## [Stored rows]
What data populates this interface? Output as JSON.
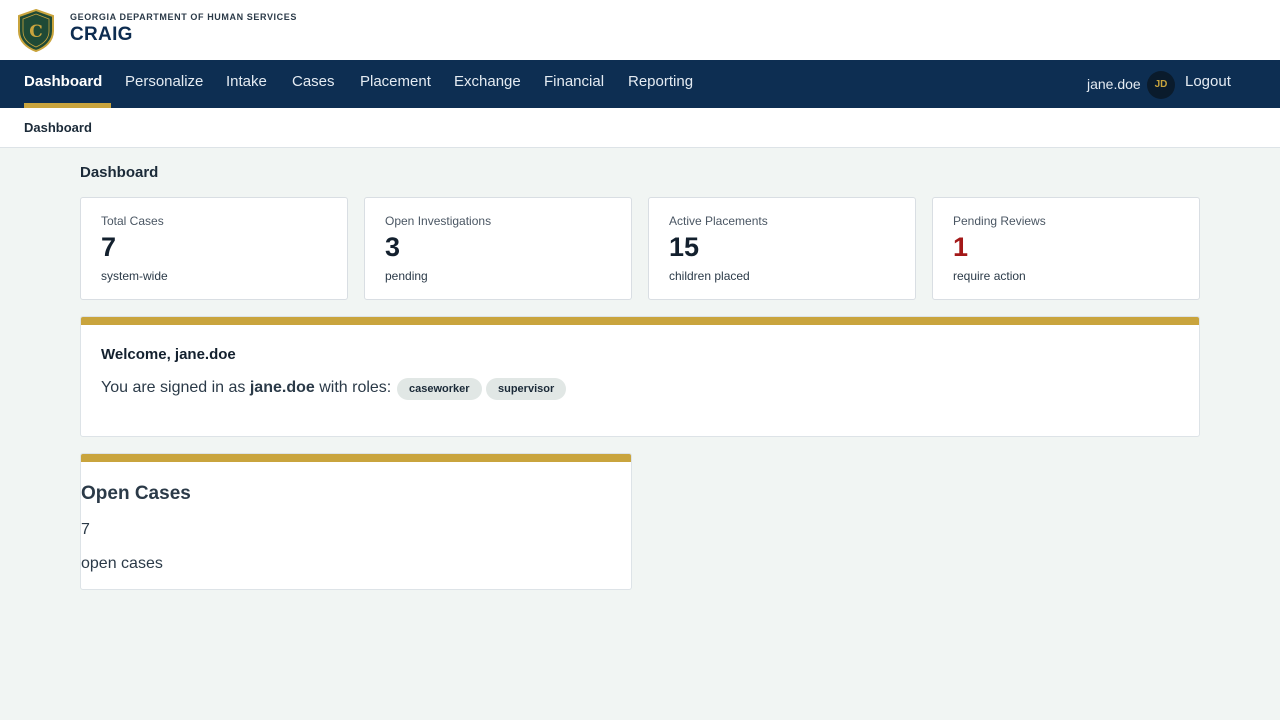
{
  "header": {
    "agency": "GEORGIA DEPARTMENT OF HUMAN SERVICES",
    "app_name": "CRAIG",
    "logo_letter": "C"
  },
  "nav": {
    "items": [
      {
        "label": "Dashboard",
        "active": true
      },
      {
        "label": "Personalize"
      },
      {
        "label": "Intake"
      },
      {
        "label": "Cases"
      },
      {
        "label": "Placement"
      },
      {
        "label": "Exchange"
      },
      {
        "label": "Financial"
      },
      {
        "label": "Reporting"
      }
    ],
    "user": "jane.doe",
    "avatar_initials": "JD",
    "logout_label": "Logout"
  },
  "breadcrumb": {
    "current": "Dashboard"
  },
  "page": {
    "title": "Dashboard"
  },
  "stats": [
    {
      "label": "Total Cases",
      "value": "7",
      "sub": "system-wide"
    },
    {
      "label": "Open Investigations",
      "value": "3",
      "sub": "pending"
    },
    {
      "label": "Active Placements",
      "value": "15",
      "sub": "children placed"
    },
    {
      "label": "Pending Reviews",
      "value": "1",
      "sub": "require action",
      "value_color": "#a31818"
    }
  ],
  "welcome": {
    "title": "Welcome, jane.doe",
    "prefix": "You are signed in as",
    "username": "jane.doe",
    "suffix": "with roles:",
    "roles": [
      "caseworker",
      "supervisor"
    ]
  },
  "open_cases": {
    "title": "Open Cases",
    "count": "7",
    "sub": "open cases"
  },
  "colors": {
    "navy": "#0d2e52",
    "gold": "#c9a43d",
    "alert_red": "#a31818",
    "page_bg": "#f1f5f3"
  }
}
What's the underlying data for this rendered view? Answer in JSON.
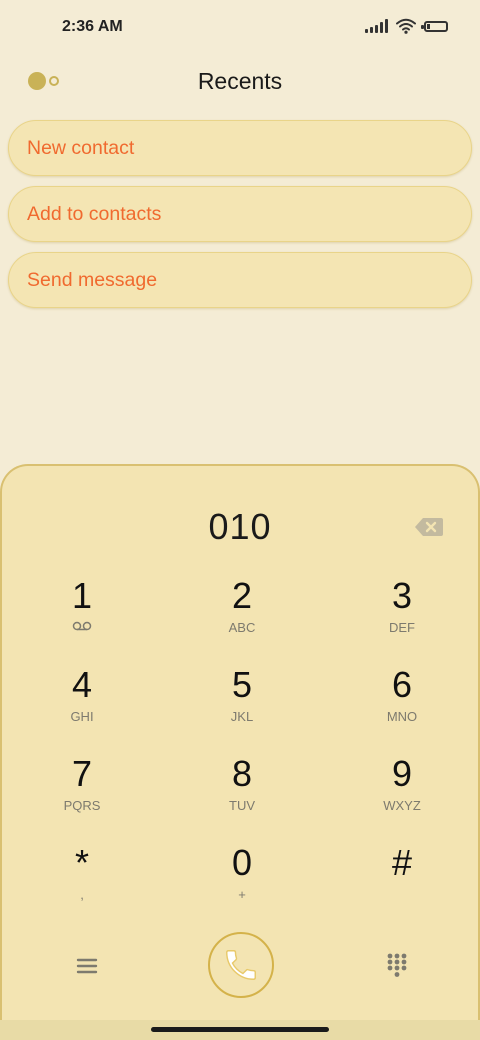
{
  "status_bar": {
    "time": "2:36 AM",
    "icons": [
      "signal-icon",
      "wifi-icon",
      "battery-icon"
    ]
  },
  "header": {
    "title": "Recents",
    "toggle_icon": "toggle-icon"
  },
  "actions": [
    {
      "label": "New contact"
    },
    {
      "label": "Add to contacts"
    },
    {
      "label": "Send message"
    }
  ],
  "dialpad": {
    "number": "010",
    "keys": [
      {
        "digit": "1",
        "letters": ""
      },
      {
        "digit": "2",
        "letters": "ABC"
      },
      {
        "digit": "3",
        "letters": "DEF"
      },
      {
        "digit": "4",
        "letters": "GHI"
      },
      {
        "digit": "5",
        "letters": "JKL"
      },
      {
        "digit": "6",
        "letters": "MNO"
      },
      {
        "digit": "7",
        "letters": "PQRS"
      },
      {
        "digit": "8",
        "letters": "TUV"
      },
      {
        "digit": "9",
        "letters": "WXYZ"
      },
      {
        "digit": "*",
        "letters": ","
      },
      {
        "digit": "0",
        "letters": "+"
      },
      {
        "digit": "#",
        "letters": ""
      }
    ],
    "icons": {
      "backspace": "backspace-icon",
      "voicemail": "voicemail-icon",
      "menu": "menu-icon",
      "call": "phone-icon",
      "keypad": "dialpad-icon"
    }
  },
  "colors": {
    "background": "#f4ecd5",
    "panel": "#f3e4b2",
    "accent": "#f06a2f",
    "call_ring": "#d4b24a"
  }
}
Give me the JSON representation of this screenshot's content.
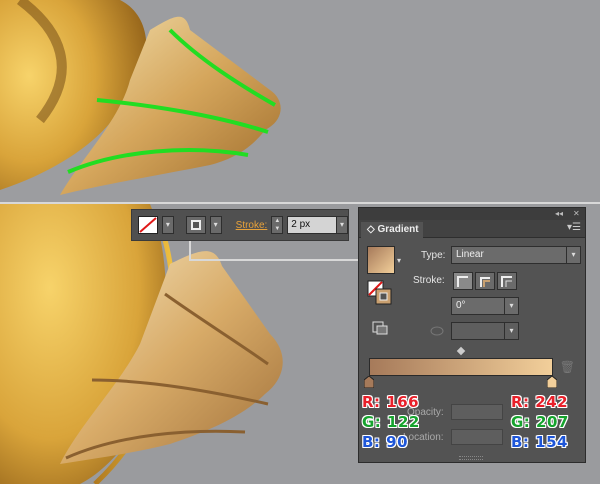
{
  "toolbar": {
    "stroke_label": "Stroke:",
    "stroke_value": "2 px",
    "fill_dd": "▾",
    "stroke_dd": "▾",
    "spin_up": "▲",
    "spin_down": "▼",
    "value_dd": "▾"
  },
  "panel": {
    "collapse": "◂◂",
    "close": "✕",
    "tab": "Gradient",
    "tab_icon": "◇",
    "menu": "▾☰",
    "type_label": "Type:",
    "type_value": "Linear",
    "stroke_label": "Stroke:",
    "angle_value": "0°",
    "select_arrow": "▾",
    "opacity_label": "Opacity:",
    "location_label": "Location:",
    "trash": "🗑"
  },
  "colors": {
    "left_stop": "#a67a5a",
    "right_stop": "#f2cf9a",
    "highlight_stroke": "#22dd22",
    "accent_label": "#e8a23a"
  },
  "annotations": {
    "left": {
      "r": "R: 166",
      "g": "G: 122",
      "b": "B: 90"
    },
    "right": {
      "r": "R: 242",
      "g": "G: 207",
      "b": "B: 154"
    }
  }
}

## [Directive]
Leave out the pictures and retype every line above exactly.

## [Solved exercise]
What data populates this interface? Output as JSON.
{
  "header": {
    "agency": "GEORGIA DEPARTMENT OF HUMAN SERVICES",
    "app_name": "CRAIG",
    "logo_letter": "C"
  },
  "nav": {
    "items": [
      {
        "label": "Dashboard",
        "active": true
      },
      {
        "label": "Personalize"
      },
      {
        "label": "Intake"
      },
      {
        "label": "Cases"
      },
      {
        "label": "Placement"
      },
      {
        "label": "Exchange"
      },
      {
        "label": "Financial"
      },
      {
        "label": "Reporting"
      }
    ],
    "user": "jane.doe",
    "avatar_initials": "JD",
    "logout_label": "Logout"
  },
  "breadcrumb": {
    "current": "Dashboard"
  },
  "page": {
    "title": "Dashboard"
  },
  "stats": [
    {
      "label": "Total Cases",
      "value": "7",
      "sub": "system-wide"
    },
    {
      "label": "Open Investigations",
      "value": "3",
      "sub": "pending"
    },
    {
      "label": "Active Placements",
      "value": "15",
      "sub": "children placed"
    },
    {
      "label": "Pending Reviews",
      "value": "1",
      "sub": "require action",
      "value_color": "#a31818"
    }
  ],
  "welcome": {
    "title": "Welcome, jane.doe",
    "prefix": "You are signed in as",
    "username": "jane.doe",
    "suffix": "with roles:",
    "roles": [
      "caseworker",
      "supervisor"
    ]
  },
  "open_cases": {
    "title": "Open Cases",
    "count": "7",
    "sub": "open cases"
  },
  "colors": {
    "navy": "#0d2e52",
    "gold": "#c9a43d",
    "alert_red": "#a31818",
    "page_bg": "#f1f5f3"
  }
}
What's the underlying data for this rendered view? Answer in JSON.
{
  "status_bar": {
    "time": "2:36 AM",
    "icons": [
      "signal-icon",
      "wifi-icon",
      "battery-icon"
    ]
  },
  "header": {
    "title": "Recents",
    "toggle_icon": "toggle-icon"
  },
  "actions": [
    {
      "label": "New contact"
    },
    {
      "label": "Add to contacts"
    },
    {
      "label": "Send message"
    }
  ],
  "dialpad": {
    "number": "010",
    "keys": [
      {
        "digit": "1",
        "letters": ""
      },
      {
        "digit": "2",
        "letters": "ABC"
      },
      {
        "digit": "3",
        "letters": "DEF"
      },
      {
        "digit": "4",
        "letters": "GHI"
      },
      {
        "digit": "5",
        "letters": "JKL"
      },
      {
        "digit": "6",
        "letters": "MNO"
      },
      {
        "digit": "7",
        "letters": "PQRS"
      },
      {
        "digit": "8",
        "letters": "TUV"
      },
      {
        "digit": "9",
        "letters": "WXYZ"
      },
      {
        "digit": "*",
        "letters": ","
      },
      {
        "digit": "0",
        "letters": "+"
      },
      {
        "digit": "#",
        "letters": ""
      }
    ],
    "icons": {
      "backspace": "backspace-icon",
      "voicemail": "voicemail-icon",
      "menu": "menu-icon",
      "call": "phone-icon",
      "keypad": "dialpad-icon"
    }
  },
  "colors": {
    "background": "#f4ecd5",
    "panel": "#f3e4b2",
    "accent": "#f06a2f",
    "call_ring": "#d4b24a"
  }
}
Give me the JSON representation of this screenshot's content.
{
  "toolbar": {
    "stroke_label": "Stroke:",
    "stroke_value": "2 px",
    "fill_dd": "▾",
    "stroke_dd": "▾",
    "spin_up": "▲",
    "spin_down": "▼",
    "value_dd": "▾"
  },
  "panel": {
    "collapse": "◂◂",
    "close": "✕",
    "tab": "Gradient",
    "tab_icon": "◇",
    "menu": "▾☰",
    "type_label": "Type:",
    "type_value": "Linear",
    "stroke_label": "Stroke:",
    "angle_value": "0°",
    "select_arrow": "▾",
    "opacity_label": "Opacity:",
    "location_label": "Location:",
    "trash": "🗑"
  },
  "colors": {
    "left_stop": "#a67a5a",
    "right_stop": "#f2cf9a",
    "highlight_stroke": "#22dd22",
    "accent_label": "#e8a23a"
  },
  "annotations": {
    "left": {
      "r": "R: 166",
      "g": "G: 122",
      "b": "B: 90"
    },
    "right": {
      "r": "R: 242",
      "g": "G: 207",
      "b": "B: 154"
    }
  }
}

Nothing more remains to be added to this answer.